AIM OF THE TASK: Return every line of the records below verbatim, with no pictures in the copy.
----- INFORMATION PROVIDED
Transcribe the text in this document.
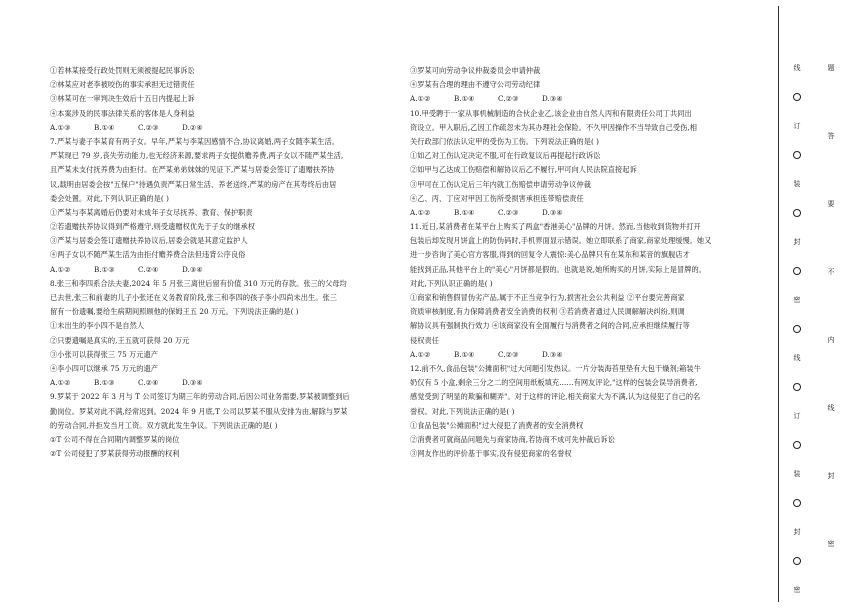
①若林某接受行政处罚则无须被提起民事诉讼
②林某应对老李被咬伤的事实承担无过错责任
③林某可在一审判决生效后十五日内提起上诉
④本案涉及的民事法律关系的客体是人身利益
A.①③	B.①④	C.②③	D.②④
7.严某与妻子李某育有两子女。早年,严某与李某因感情不合,协议离婚,两子女随李某生活。
严某现已 79 岁,丧失劳动能力,也无经济来源,要求两子女提供赡养费,两子女以不随严某生活,
且严某未支付抚养费为由拒付。在严某弟弟妹妹的见证下,严某与居委会签订了遗赠扶养协
议,载明由居委会按"五保户"待遇负责严某日常生活、养老送终,严某的房产在其寿终后由居
委会处置。对此,下列认识正确的是( )
①严某与李某离婚后仍要对未成年子女尽抚养、教育、保护职责
②若遗赠扶养协议得到严格遵守,则受遗赠权优先于子女的继承权
③严某与居委会签订遗赠扶养协议后,居委会就是其意定监护人
④两子女以不随严某生活为由拒付赡养费合法但违背公序良俗
A.①②	B.①③	C.②④	D.③④
8.张三和李四系合法夫妻,2024 年 5 月张三离世后留有价值 310 万元的存款。张三的父母均
已去世,张三和前妻的儿子小张还在义务教育阶段,张三和李四的孩子李小四尚未出生。张三
留有一份遗嘱,要给生病期间照顾他的保姆王五 20 万元。下列说法正确的是( )
①未出生的李小四不是自然人
②只要遗嘱是真实的,王五就可获得 20 万元
③小张可以获得张三 75 万元遗产
④李小四可以继承 75 万元的遗产
A.①②	B.①③	C.②④	D.③④
9.罗某于 2022 年 3 月与 T 公司签订为期三年的劳动合同,后因公司业务需要,罗某被调整到后
勤岗位。罗某对此不满,经常迟到。2024 年 9 月底,T 公司以罗某不服从安排为由,解除与罗某
的劳动合同,并拒发当月工资。双方就此发生争议。下列说法正确的是( )
①T 公司不得在合同期内调整罗某的岗位
②T 公司侵犯了罗某获得劳动报酬的权利
③罗某可向劳动争议仲裁委员会申请仲裁
④罗某有合理的理由不遵守公司劳动纪律
A.①②	B.①④	C.②③	D.③④
10.甲受聘于一家从事机械制造的合伙企业乙,该企业由自然人丙和有限责任公司丁共同出
资设立。甲入职后,乙因工作疏忽未为其办理社会保险。不久甲因操作不当导致自己受伤,相
关行政部门依法认定甲的受伤为工伤。下列说法正确的是( )
①如乙对工伤认定决定不服,可在行政复议后再提起行政诉讼
②如甲与乙达成工伤赔偿和解协议后乙不履行,甲可向人民法院直接起诉
③甲可在工伤认定后三年内就工伤赔偿申请劳动争议仲裁
④乙、丙、丁应对甲因工伤所受损害承担连带赔偿责任
A.①②	B.①④	C.②③	D.③④
11.近日,某消费者在某平台上购买了两盒"香港美心"品牌的月饼。然而,当他收到货物并打开
包装后却发现月饼盒上的防伪码时,手机界面显示错误。她立即联系了商家,商家处理缓慢。她又
进一步咨询了美心官方客服,得到的回复令人震惊:美心品牌只有在某东和某音的旗舰店才
能找到正品,其他平台上的"美心"月饼都是假的。也就是说,她所购买的月饼,实际上是冒牌的。
对此,下列认识正确的是( )
①商家和销售假冒伪劣产品,属于不正当竞争行为,损害社会公共利益 ②平台要完善商家
资质审核制度,有力保障消费者安全消费的权利 ③若消费者通过人民调解解决纠纷,则调
解协议具有强制执行效力 ④该商家没有全面履行与消费者之间的合同,应承担继续履行等
侵权责任
A.①②	B.①④	C.②③	D.③④
12.前不久,食品包装"公摊面积"过大问题引发热议。一片分装海苔里垫有大包干燥剂;箱装牛
奶仅有 5 小盒,剩余三分之二的空间用纸板填充……有网友评论,"这样的包装会误导消费者,
感觉受到了明显的欺骗和糊弄"。对于这样的评论,相关商家大为不满,认为这侵犯了自己的名
誉权。对此,下列说法正确的是( )
①食品包装"公摊面积"过大侵犯了消费者的安全消费权
②消费者可就商品问题先与商家协商,若协商不成可先仲裁后诉讼
③网友作出的评价基于事实,没有侵犯商家的名誉权
线
订
装
封
密
线
订
装
封
密
题
答
要
不
内
线
封
密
----------
WRITTEN ANSWER:
Transcribe the text in this document.
①若林某接受行政处罚则无须被提起民事诉讼
②林某应对老李被咬伤的事实承担无过错责任
③林某可在一审判决生效后十五日内提起上诉
④本案涉及的民事法律关系的客体是人身利益
A.①③	B.①④	C.②③	D.②④
7.严某与妻子李某育有两子女。早年,严某与李某因感情不合,协议离婚,两子女随李某生活。
严某现已 79 岁,丧失劳动能力,也无经济来源,要求两子女提供赡养费,两子女以不随严某生活,
且严某未支付抚养费为由拒付。在严某弟弟妹妹的见证下,严某与居委会签订了遗赠扶养协
议,载明由居委会按"五保户"待遇负责严某日常生活、养老送终,严某的房产在其寿终后由居
委会处置。对此,下列认识正确的是( )
①严某与李某离婚后仍要对未成年子女尽抚养、教育、保护职责
②若遗赠扶养协议得到严格遵守,则受遗赠权优先于子女的继承权
③严某与居委会签订遗赠扶养协议后,居委会就是其意定监护人
④两子女以不随严某生活为由拒付赡养费合法但违背公序良俗
A.①②	B.①③	C.②④	D.③④
8.张三和李四系合法夫妻,2024 年 5 月张三离世后留有价值 310 万元的存款。张三的父母均
已去世,张三和前妻的儿子小张还在义务教育阶段,张三和李四的孩子李小四尚未出生。张三
留有一份遗嘱,要给生病期间照顾他的保姆王五 20 万元。下列说法正确的是( )
①未出生的李小四不是自然人
②只要遗嘱是真实的,王五就可获得 20 万元
③小张可以获得张三 75 万元遗产
④李小四可以继承 75 万元的遗产
A.①②	B.①③	C.②④	D.③④
9.罗某于 2022 年 3 月与 T 公司签订为期三年的劳动合同,后因公司业务需要,罗某被调整到后
勤岗位。罗某对此不满,经常迟到。2024 年 9 月底,T 公司以罗某不服从安排为由,解除与罗某
的劳动合同,并拒发当月工资。双方就此发生争议。下列说法正确的是( )
①T 公司不得在合同期内调整罗某的岗位
②T 公司侵犯了罗某获得劳动报酬的权利
③罗某可向劳动争议仲裁委员会申请仲裁
④罗某有合理的理由不遵守公司劳动纪律
A.①②	B.①④	C.②③	D.③④
10.甲受聘于一家从事机械制造的合伙企业乙,该企业由自然人丙和有限责任公司丁共同出
资设立。甲入职后,乙因工作疏忽未为其办理社会保险。不久甲因操作不当导致自己受伤,相
关行政部门依法认定甲的受伤为工伤。下列说法正确的是( )
①如乙对工伤认定决定不服,可在行政复议后再提起行政诉讼
②如甲与乙达成工伤赔偿和解协议后乙不履行,甲可向人民法院直接起诉
③甲可在工伤认定后三年内就工伤赔偿申请劳动争议仲裁
④乙、丙、丁应对甲因工伤所受损害承担连带赔偿责任
A.①②	B.①④	C.②③	D.③④
11.近日,某消费者在某平台上购买了两盒"香港美心"品牌的月饼。然而,当他收到货物并打开
包装后却发现月饼盒上的防伪码时,手机界面显示错误。她立即联系了商家,商家处理缓慢。她又
进一步咨询了美心官方客服,得到的回复令人震惊:美心品牌只有在某东和某音的旗舰店才
能找到正品,其他平台上的"美心"月饼都是假的。也就是说,她所购买的月饼,实际上是冒牌的。
对此,下列认识正确的是( )
①商家和销售假冒伪劣产品,属于不正当竞争行为,损害社会公共利益 ②平台要完善商家
资质审核制度,有力保障消费者安全消费的权利 ③若消费者通过人民调解解决纠纷,则调
解协议具有强制执行效力 ④该商家没有全面履行与消费者之间的合同,应承担继续履行等
侵权责任
A.①②	B.①④	C.②③	D.③④
12.前不久,食品包装"公摊面积"过大问题引发热议。一片分装海苔里垫有大包干燥剂;箱装牛
奶仅有 5 小盒,剩余三分之二的空间用纸板填充……有网友评论,"这样的包装会误导消费者,
感觉受到了明显的欺骗和糊弄"。对于这样的评论,相关商家大为不满,认为这侵犯了自己的名
誉权。对此,下列说法正确的是( )
①食品包装"公摊面积"过大侵犯了消费者的安全消费权
②消费者可就商品问题先与商家协商,若协商不成可先仲裁后诉讼
③网友作出的评价基于事实,没有侵犯商家的名誉权
线
订
装
封
密
线
订
装
封
密
题
答
要
不
内
线
封
密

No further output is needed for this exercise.